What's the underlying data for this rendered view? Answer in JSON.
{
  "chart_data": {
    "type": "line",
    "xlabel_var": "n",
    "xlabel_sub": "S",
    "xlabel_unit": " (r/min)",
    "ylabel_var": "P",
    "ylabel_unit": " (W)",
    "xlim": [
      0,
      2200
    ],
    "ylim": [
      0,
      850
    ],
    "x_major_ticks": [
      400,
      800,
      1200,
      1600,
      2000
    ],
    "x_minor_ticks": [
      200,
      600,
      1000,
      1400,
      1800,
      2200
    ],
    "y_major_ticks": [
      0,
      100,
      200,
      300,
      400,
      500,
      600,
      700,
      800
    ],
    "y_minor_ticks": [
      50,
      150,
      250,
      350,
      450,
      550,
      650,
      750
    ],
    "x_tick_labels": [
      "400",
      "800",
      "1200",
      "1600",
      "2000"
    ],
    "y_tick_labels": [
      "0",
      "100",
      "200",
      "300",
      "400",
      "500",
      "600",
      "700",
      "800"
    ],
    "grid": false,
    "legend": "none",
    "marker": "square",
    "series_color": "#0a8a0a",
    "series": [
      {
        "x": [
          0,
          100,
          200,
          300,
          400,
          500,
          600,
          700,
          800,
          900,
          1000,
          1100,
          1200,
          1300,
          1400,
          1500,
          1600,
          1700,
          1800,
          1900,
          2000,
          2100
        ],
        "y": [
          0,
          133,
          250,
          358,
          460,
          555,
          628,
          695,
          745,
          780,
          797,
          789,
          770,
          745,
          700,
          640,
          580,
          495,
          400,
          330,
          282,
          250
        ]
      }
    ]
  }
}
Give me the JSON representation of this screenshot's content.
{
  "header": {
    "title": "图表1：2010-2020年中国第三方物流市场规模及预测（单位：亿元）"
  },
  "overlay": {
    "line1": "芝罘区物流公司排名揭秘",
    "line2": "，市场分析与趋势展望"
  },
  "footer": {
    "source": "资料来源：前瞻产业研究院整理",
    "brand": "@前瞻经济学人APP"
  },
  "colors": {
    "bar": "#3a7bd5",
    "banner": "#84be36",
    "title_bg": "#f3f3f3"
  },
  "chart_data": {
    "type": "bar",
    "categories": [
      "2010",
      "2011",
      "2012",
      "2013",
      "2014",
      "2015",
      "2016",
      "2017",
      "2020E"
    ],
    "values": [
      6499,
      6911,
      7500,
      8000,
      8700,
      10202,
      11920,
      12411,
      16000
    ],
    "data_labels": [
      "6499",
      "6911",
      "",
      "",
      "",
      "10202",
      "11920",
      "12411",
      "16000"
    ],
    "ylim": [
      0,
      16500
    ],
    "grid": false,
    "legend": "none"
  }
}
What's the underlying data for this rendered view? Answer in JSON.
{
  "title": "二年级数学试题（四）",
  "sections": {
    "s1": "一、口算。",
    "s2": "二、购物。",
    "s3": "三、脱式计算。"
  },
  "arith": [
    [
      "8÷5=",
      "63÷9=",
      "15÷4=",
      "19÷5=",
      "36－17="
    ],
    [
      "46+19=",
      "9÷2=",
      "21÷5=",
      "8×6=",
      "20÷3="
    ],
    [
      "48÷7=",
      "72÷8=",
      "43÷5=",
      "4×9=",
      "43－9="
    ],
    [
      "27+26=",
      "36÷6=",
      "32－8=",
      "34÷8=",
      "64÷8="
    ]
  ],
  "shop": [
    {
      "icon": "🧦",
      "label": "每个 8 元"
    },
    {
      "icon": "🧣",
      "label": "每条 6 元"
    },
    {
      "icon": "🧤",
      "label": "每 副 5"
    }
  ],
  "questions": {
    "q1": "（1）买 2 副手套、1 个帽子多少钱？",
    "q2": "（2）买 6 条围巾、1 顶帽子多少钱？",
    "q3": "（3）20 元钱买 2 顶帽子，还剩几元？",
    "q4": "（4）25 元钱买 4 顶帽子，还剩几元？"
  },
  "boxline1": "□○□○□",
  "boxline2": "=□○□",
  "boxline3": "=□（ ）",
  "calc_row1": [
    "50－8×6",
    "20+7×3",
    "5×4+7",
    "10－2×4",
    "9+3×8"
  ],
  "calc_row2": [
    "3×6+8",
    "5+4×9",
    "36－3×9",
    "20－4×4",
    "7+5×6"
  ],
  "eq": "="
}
- - - - - - -
> [Instruction] Reproduce every line of the data verbatim.

> [Output of the exercise]
What's the underlying data for this rendered view? Answer in JSON.
{
  "chart_data": {
    "type": "line",
    "xlabel_var": "n",
    "xlabel_sub": "S",
    "xlabel_unit": " (r/min)",
    "ylabel_var": "P",
    "ylabel_unit": " (W)",
    "xlim": [
      0,
      2200
    ],
    "ylim": [
      0,
      850
    ],
    "x_major_ticks": [
      400,
      800,
      1200,
      1600,
      2000
    ],
    "x_minor_ticks": [
      200,
      600,
      1000,
      1400,
      1800,
      2200
    ],
    "y_major_ticks": [
      0,
      100,
      200,
      300,
      400,
      500,
      600,
      700,
      800
    ],
    "y_minor_ticks": [
      50,
      150,
      250,
      350,
      450,
      550,
      650,
      750
    ],
    "x_tick_labels": [
      "400",
      "800",
      "1200",
      "1600",
      "2000"
    ],
    "y_tick_labels": [
      "0",
      "100",
      "200",
      "300",
      "400",
      "500",
      "600",
      "700",
      "800"
    ],
    "grid": false,
    "legend": "none",
    "marker": "square",
    "series_color": "#0a8a0a",
    "series": [
      {
        "x": [
          0,
          100,
          200,
          300,
          400,
          500,
          600,
          700,
          800,
          900,
          1000,
          1100,
          1200,
          1300,
          1400,
          1500,
          1600,
          1700,
          1800,
          1900,
          2000,
          2100
        ],
        "y": [
          0,
          133,
          250,
          358,
          460,
          555,
          628,
          695,
          745,
          780,
          797,
          789,
          770,
          745,
          700,
          640,
          580,
          495,
          400,
          330,
          282,
          250
        ]
      }
    ]
  }
}
Give me the JSON representation of this screenshot's content.
{
  "header": {
    "title": "图表1：2010-2020年中国第三方物流市场规模及预测（单位：亿元）"
  },
  "overlay": {
    "line1": "芝罘区物流公司排名揭秘",
    "line2": "，市场分析与趋势展望"
  },
  "footer": {
    "source": "资料来源：前瞻产业研究院整理",
    "brand": "@前瞻经济学人APP"
  },
  "colors": {
    "bar": "#3a7bd5",
    "banner": "#84be36",
    "title_bg": "#f3f3f3"
  },
  "chart_data": {
    "type": "bar",
    "categories": [
      "2010",
      "2011",
      "2012",
      "2013",
      "2014",
      "2015",
      "2016",
      "2017",
      "2020E"
    ],
    "values": [
      6499,
      6911,
      7500,
      8000,
      8700,
      10202,
      11920,
      12411,
      16000
    ],
    "data_labels": [
      "6499",
      "6911",
      "",
      "",
      "",
      "10202",
      "11920",
      "12411",
      "16000"
    ],
    "ylim": [
      0,
      16500
    ],
    "grid": false,
    "legend": "none"
  }
}
What's the underlying data for this rendered view? Answer in JSON.
{
  "title": "二年级数学试题（四）",
  "sections": {
    "s1": "一、口算。",
    "s2": "二、购物。",
    "s3": "三、脱式计算。"
  },
  "arith": [
    [
      "8÷5=",
      "63÷9=",
      "15÷4=",
      "19÷5=",
      "36－17="
    ],
    [
      "46+19=",
      "9÷2=",
      "21÷5=",
      "8×6=",
      "20÷3="
    ],
    [
      "48÷7=",
      "72÷8=",
      "43÷5=",
      "4×9=",
      "43－9="
    ],
    [
      "27+26=",
      "36÷6=",
      "32－8=",
      "34÷8=",
      "64÷8="
    ]
  ],
  "shop": [
    {
      "icon": "🧦",
      "label": "每个 8 元"
    },
    {
      "icon": "🧣",
      "label": "每条 6 元"
    },
    {
      "icon": "🧤",
      "label": "每 副 5"
    }
  ],
  "questions": {
    "q1": "（1）买 2 副手套、1 个帽子多少钱？",
    "q2": "（2）买 6 条围巾、1 顶帽子多少钱？",
    "q3": "（3）20 元钱买 2 顶帽子，还剩几元？",
    "q4": "（4）25 元钱买 4 顶帽子，还剩几元？"
  },
  "boxline1": "□○□○□",
  "boxline2": "=□○□",
  "boxline3": "=□（ ）",
  "calc_row1": [
    "50－8×6",
    "20+7×3",
    "5×4+7",
    "10－2×4",
    "9+3×8"
  ],
  "calc_row2": [
    "3×6+8",
    "5+4×9",
    "36－3×9",
    "20－4×4",
    "7+5×6"
  ],
  "eq": "="
}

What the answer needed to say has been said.